Extract to read:
^^^^^^^^^^^^^^^^

Not long ago, an overseas acquaintance inquired about what sorts of criteria a health or sports beverage drink company ought to consider when determining to outsource production or not. Well, this is a very good question no doubt, and I’d say there are several concerns such as; proprietary information, trust, supply chain food safety, and ability to actually deliver on time and as promised. Okay so, let’s explore some of these factors for a moment shall we? Now then, here are the questions I was asked to comment on:
A- What criteria should be used to choose an outsourced manufacturer?
B- If the company is only offering one product in its line is GMP a primary concern?
C- Can the recipe and proprietary information be protected if the product is outsourced?
As we get into the meat of this discussion you can see how critical all these things are from a business standpoint right? Let me give you some of my thoughts on these 3 questions above in greater detail to give you a better understanding if I might.
A- Supply Chain Trust, Cost, and Safety. Consider reliable fresh water supply, filters. This would preclude some cities in many East Asia areas. Also, corruption, cheating, and Six Sigma attention to details – is crucial, further I’d be weary of their vendors too. Remember Pierre Water fiasco, or the sports drink “Arginine Extreme” and Jessica Hardy the swimmer. Reputation to the consumer is paramount, so is food safety, especially to consumers in modernized nations.

^^^^^^^^^^^^^^^^

Data block:
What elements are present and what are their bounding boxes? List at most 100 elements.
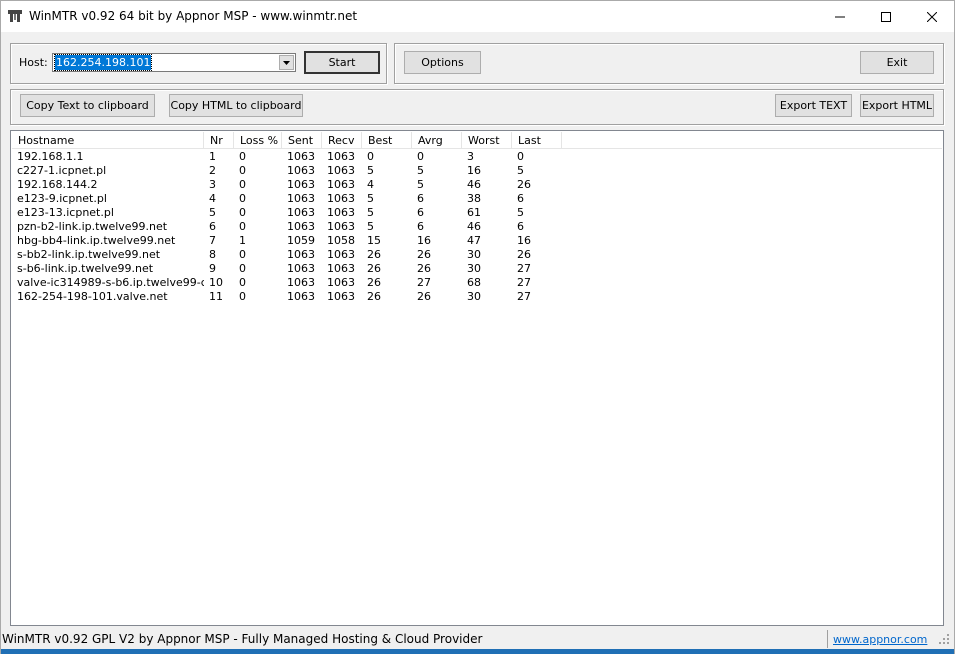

^^^^^^^^^^^^^^^^

Required actions:
**a.** In the piece on outsourcing beverage production, which sports drink is named along with the swimmer Jessica Hardy?
**b.** Reproduce, word for word, the part of the piece on outsourcing beverage production that opens with the words containing "Not long ago, an" and closes with "a primary concern?".
**c.** Do these statements agree with the piece on outsourcing beverage production? Answer yes or no for each, quoting the words that decide it.
(i) The person who asked the questions was an acquaintance from overseas.
(ii) The writer was asked to comment on five questions.
(iii) A reliable fresh water supply is listed as something to consider.

Final answers:
**a.** "Arginine Extreme"

**b.**
Not long ago, an overseas acquaintance inquired about what sorts of criteria a health or sports beverage drink company ought to consider when determining to outsource production or not. Well, this is a very good question no doubt, and I’d say there are several concerns such as; proprietary information, trust, supply chain food safety, and ability to actually deliver on time and as promised. Okay so, let’s explore some of these factors for a moment shall we? Now then, here are the questions I was asked to comment on:
A- What criteria should be used to choose an outsourced manufacturer?
B- If the company is only offering one product in its line is GMP a primary concern?

**c.**
(i) Yes: "an overseas acquaintance inquired about what sorts of criteria a health or sports beverage drink company ought to consider"
(ii) No: "Let me give you some of my thoughts on these 3 questions above"
(iii) Yes: "Consider reliable fresh water supply, filters."